Every record below is to be retyped exactly.

----------

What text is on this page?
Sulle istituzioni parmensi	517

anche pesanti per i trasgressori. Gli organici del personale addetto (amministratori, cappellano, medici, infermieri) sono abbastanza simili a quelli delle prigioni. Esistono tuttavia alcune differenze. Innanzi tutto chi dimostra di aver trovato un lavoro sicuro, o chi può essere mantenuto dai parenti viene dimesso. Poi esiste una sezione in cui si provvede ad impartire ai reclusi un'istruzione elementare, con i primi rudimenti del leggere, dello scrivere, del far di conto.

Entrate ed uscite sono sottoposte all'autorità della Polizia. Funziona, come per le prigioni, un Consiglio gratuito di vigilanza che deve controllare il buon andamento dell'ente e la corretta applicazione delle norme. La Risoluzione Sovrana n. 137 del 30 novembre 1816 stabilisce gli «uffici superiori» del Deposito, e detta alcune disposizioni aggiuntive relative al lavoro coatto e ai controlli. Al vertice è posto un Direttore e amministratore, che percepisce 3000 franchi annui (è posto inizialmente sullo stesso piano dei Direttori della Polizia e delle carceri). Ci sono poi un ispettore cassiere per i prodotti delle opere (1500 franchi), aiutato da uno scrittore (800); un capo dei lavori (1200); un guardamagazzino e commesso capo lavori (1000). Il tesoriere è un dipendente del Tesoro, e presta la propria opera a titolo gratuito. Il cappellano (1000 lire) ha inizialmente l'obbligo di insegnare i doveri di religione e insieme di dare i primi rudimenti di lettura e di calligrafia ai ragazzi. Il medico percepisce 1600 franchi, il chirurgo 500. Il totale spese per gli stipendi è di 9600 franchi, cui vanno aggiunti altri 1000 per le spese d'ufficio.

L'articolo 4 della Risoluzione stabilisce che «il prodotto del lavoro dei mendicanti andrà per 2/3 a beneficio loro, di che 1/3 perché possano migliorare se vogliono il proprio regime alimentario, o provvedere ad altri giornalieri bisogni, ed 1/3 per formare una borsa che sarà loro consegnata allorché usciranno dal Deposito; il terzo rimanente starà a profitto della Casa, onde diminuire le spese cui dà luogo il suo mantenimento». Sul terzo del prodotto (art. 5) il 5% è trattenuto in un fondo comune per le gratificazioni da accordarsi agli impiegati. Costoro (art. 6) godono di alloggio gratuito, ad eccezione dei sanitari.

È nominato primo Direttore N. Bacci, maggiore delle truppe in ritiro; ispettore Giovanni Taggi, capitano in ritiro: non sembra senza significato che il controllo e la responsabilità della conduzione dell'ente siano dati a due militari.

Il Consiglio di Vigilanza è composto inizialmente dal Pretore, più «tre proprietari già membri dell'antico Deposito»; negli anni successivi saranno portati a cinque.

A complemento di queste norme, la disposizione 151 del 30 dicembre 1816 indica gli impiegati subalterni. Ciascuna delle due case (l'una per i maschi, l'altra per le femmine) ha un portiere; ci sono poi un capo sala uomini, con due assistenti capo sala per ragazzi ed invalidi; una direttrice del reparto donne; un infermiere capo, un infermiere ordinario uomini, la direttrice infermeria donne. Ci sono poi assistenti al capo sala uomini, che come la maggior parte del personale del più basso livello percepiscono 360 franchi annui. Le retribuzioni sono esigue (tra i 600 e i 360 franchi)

----------

* [Written solution]
What text is on this page?
Sulle istituzioni parmensi	517

anche pesanti per i trasgressori. Gli organici del personale addetto (amministratori, cappellano, medici, infermieri) sono abbastanza simili a quelli delle prigioni. Esistono tuttavia alcune differenze. Innanzi tutto chi dimostra di aver trovato un lavoro sicuro, o chi può essere mantenuto dai parenti viene dimesso. Poi esiste una sezione in cui si provvede ad impartire ai reclusi un'istruzione elementare, con i primi rudimenti del leggere, dello scrivere, del far di conto.

Entrate ed uscite sono sottoposte all'autorità della Polizia. Funziona, come per le prigioni, un Consiglio gratuito di vigilanza che deve controllare il buon andamento dell'ente e la corretta applicazione delle norme. La Risoluzione Sovrana n. 137 del 30 novembre 1816 stabilisce gli «uffici superiori» del Deposito, e detta alcune disposizioni aggiuntive relative al lavoro coatto e ai controlli. Al vertice è posto un Direttore e amministratore, che percepisce 3000 franchi annui (è posto inizialmente sullo stesso piano dei Direttori della Polizia e delle carceri). Ci sono poi un ispettore cassiere per i prodotti delle opere (1500 franchi), aiutato da uno scrittore (800); un capo dei lavori (1200); un guardamagazzino e commesso capo lavori (1000). Il tesoriere è un dipendente del Tesoro, e presta la propria opera a titolo gratuito. Il cappellano (1000 lire) ha inizialmente l'obbligo di insegnare i doveri di religione e insieme di dare i primi rudimenti di lettura e di calligrafia ai ragazzi. Il medico percepisce 1600 franchi, il chirurgo 500. Il totale spese per gli stipendi è di 9600 franchi, cui vanno aggiunti altri 1000 per le spese d'ufficio.

L'articolo 4 della Risoluzione stabilisce che «il prodotto del lavoro dei mendicanti andrà per 2/3 a beneficio loro, di che 1/3 perché possano migliorare se vogliono il proprio regime alimentario, o provvedere ad altri giornalieri bisogni, ed 1/3 per formare una borsa che sarà loro consegnata allorché usciranno dal Deposito; il terzo rimanente starà a profitto della Casa, onde diminuire le spese cui dà luogo il suo mantenimento». Sul terzo del prodotto (art. 5) il 5% è trattenuto in un fondo comune per le gratificazioni da accordarsi agli impiegati. Costoro (art. 6) godono di alloggio gratuito, ad eccezione dei sanitari.

È nominato primo Direttore N. Bacci, maggiore delle truppe in ritiro; ispettore Giovanni Taggi, capitano in ritiro: non sembra senza significato che il controllo e la responsabilità della conduzione dell'ente siano dati a due militari.

Il Consiglio di Vigilanza è composto inizialmente dal Pretore, più «tre proprietari già membri dell'antico Deposito»; negli anni successivi saranno portati a cinque.

A complemento di queste norme, la disposizione 151 del 30 dicembre 1816 indica gli impiegati subalterni. Ciascuna delle due case (l'una per i maschi, l'altra per le femmine) ha un portiere; ci sono poi un capo sala uomini, con due assistenti capo sala per ragazzi ed invalidi; una direttrice del reparto donne; un infermiere capo, un infermiere ordinario uomini, la direttrice infermeria donne. Ci sono poi assistenti al capo sala uomini, che come la maggior parte del personale del più basso livello percepiscono 360 franchi annui. Le retribuzioni sono esigue (tra i 600 e i 360 franchi)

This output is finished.